=== Written instruction ===
The records below are to be repeated in full, exactly as they are.

=== Extracted entries ===
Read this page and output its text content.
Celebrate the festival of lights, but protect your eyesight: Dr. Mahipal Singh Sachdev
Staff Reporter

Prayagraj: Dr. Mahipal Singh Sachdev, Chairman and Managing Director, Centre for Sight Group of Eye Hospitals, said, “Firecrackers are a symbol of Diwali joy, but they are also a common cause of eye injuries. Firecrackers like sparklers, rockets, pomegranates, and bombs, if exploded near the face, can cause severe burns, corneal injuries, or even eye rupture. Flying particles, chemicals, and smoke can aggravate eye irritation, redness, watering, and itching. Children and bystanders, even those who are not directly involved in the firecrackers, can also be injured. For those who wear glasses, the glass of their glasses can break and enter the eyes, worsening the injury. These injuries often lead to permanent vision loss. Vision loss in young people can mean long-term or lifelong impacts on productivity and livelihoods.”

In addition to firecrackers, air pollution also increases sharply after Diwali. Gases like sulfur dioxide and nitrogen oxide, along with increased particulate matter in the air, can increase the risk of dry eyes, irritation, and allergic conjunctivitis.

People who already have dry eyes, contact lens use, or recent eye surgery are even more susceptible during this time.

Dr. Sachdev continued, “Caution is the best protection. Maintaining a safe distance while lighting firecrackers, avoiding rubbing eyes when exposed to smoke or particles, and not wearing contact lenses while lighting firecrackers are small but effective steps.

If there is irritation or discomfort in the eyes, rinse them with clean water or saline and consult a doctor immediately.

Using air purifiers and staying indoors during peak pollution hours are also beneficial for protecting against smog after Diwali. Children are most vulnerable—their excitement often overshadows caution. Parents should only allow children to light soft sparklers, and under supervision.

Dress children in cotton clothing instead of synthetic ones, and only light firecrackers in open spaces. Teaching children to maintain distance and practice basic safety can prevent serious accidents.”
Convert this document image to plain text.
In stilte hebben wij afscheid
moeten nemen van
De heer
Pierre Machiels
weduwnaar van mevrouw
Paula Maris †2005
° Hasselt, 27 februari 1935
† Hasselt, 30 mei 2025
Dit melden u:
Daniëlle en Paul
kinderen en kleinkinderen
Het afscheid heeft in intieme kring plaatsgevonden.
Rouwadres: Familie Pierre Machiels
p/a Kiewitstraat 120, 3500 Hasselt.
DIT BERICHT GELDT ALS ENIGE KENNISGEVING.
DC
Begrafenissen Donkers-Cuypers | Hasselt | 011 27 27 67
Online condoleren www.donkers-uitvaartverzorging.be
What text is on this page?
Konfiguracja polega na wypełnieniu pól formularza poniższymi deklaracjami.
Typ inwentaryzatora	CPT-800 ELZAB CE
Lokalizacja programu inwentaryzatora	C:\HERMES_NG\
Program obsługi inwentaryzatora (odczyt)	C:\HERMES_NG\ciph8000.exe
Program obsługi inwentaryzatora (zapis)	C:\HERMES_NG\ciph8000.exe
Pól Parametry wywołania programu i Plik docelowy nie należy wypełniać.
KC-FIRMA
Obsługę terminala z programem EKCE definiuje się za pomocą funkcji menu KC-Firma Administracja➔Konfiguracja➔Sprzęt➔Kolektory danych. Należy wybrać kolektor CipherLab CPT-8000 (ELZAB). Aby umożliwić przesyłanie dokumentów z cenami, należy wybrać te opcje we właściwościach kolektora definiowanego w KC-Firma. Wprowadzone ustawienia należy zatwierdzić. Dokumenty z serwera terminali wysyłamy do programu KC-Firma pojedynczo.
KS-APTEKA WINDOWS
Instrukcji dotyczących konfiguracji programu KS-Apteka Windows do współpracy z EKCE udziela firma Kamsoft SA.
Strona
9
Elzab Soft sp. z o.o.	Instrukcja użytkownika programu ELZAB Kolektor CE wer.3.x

=== Reply to the task ===
Read this page and output its text content.
Celebrate the festival of lights, but protect your eyesight: Dr. Mahipal Singh Sachdev
Staff Reporter

Prayagraj: Dr. Mahipal Singh Sachdev, Chairman and Managing Director, Centre for Sight Group of Eye Hospitals, said, “Firecrackers are a symbol of Diwali joy, but they are also a common cause of eye injuries. Firecrackers like sparklers, rockets, pomegranates, and bombs, if exploded near the face, can cause severe burns, corneal injuries, or even eye rupture. Flying particles, chemicals, and smoke can aggravate eye irritation, redness, watering, and itching. Children and bystanders, even those who are not directly involved in the firecrackers, can also be injured. For those who wear glasses, the glass of their glasses can break and enter the eyes, worsening the injury. These injuries often lead to permanent vision loss. Vision loss in young people can mean long-term or lifelong impacts on productivity and livelihoods.”

In addition to firecrackers, air pollution also increases sharply after Diwali. Gases like sulfur dioxide and nitrogen oxide, along with increased particulate matter in the air, can increase the risk of dry eyes, irritation, and allergic conjunctivitis.

People who already have dry eyes, contact lens use, or recent eye surgery are even more susceptible during this time.

Dr. Sachdev continued, “Caution is the best protection. Maintaining a safe distance while lighting firecrackers, avoiding rubbing eyes when exposed to smoke or particles, and not wearing contact lenses while lighting firecrackers are small but effective steps.

If there is irritation or discomfort in the eyes, rinse them with clean water or saline and consult a doctor immediately.

Using air purifiers and staying indoors during peak pollution hours are also beneficial for protecting against smog after Diwali. Children are most vulnerable—their excitement often overshadows caution. Parents should only allow children to light soft sparklers, and under supervision.

Dress children in cotton clothing instead of synthetic ones, and only light firecrackers in open spaces. Teaching children to maintain distance and practice basic safety can prevent serious accidents.”
Convert this document image to plain text.
In stilte hebben wij afscheid
moeten nemen van
De heer
Pierre Machiels
weduwnaar van mevrouw
Paula Maris †2005
° Hasselt, 27 februari 1935
† Hasselt, 30 mei 2025
Dit melden u:
Daniëlle en Paul
kinderen en kleinkinderen
Het afscheid heeft in intieme kring plaatsgevonden.
Rouwadres: Familie Pierre Machiels
p/a Kiewitstraat 120, 3500 Hasselt.
DIT BERICHT GELDT ALS ENIGE KENNISGEVING.
DC
Begrafenissen Donkers-Cuypers | Hasselt | 011 27 27 67
Online condoleren www.donkers-uitvaartverzorging.be
What text is on this page?
Konfiguracja polega na wypełnieniu pól formularza poniższymi deklaracjami.
Typ inwentaryzatora	CPT-800 ELZAB CE
Lokalizacja programu inwentaryzatora	C:\HERMES_NG\
Program obsługi inwentaryzatora (odczyt)	C:\HERMES_NG\ciph8000.exe
Program obsługi inwentaryzatora (zapis)	C:\HERMES_NG\ciph8000.exe
Pól Parametry wywołania programu i Plik docelowy nie należy wypełniać.
KC-FIRMA
Obsługę terminala z programem EKCE definiuje się za pomocą funkcji menu KC-Firma Administracja➔Konfiguracja➔Sprzęt➔Kolektory danych. Należy wybrać kolektor CipherLab CPT-8000 (ELZAB). Aby umożliwić przesyłanie dokumentów z cenami, należy wybrać te opcje we właściwościach kolektora definiowanego w KC-Firma. Wprowadzone ustawienia należy zatwierdzić. Dokumenty z serwera terminali wysyłamy do programu KC-Firma pojedynczo.
KS-APTEKA WINDOWS
Instrukcji dotyczących konfiguracji programu KS-Apteka Windows do współpracy z EKCE udziela firma Kamsoft SA.
Strona
9
Elzab Soft sp. z o.o.	Instrukcja użytkownika programu ELZAB Kolektor CE wer.3.x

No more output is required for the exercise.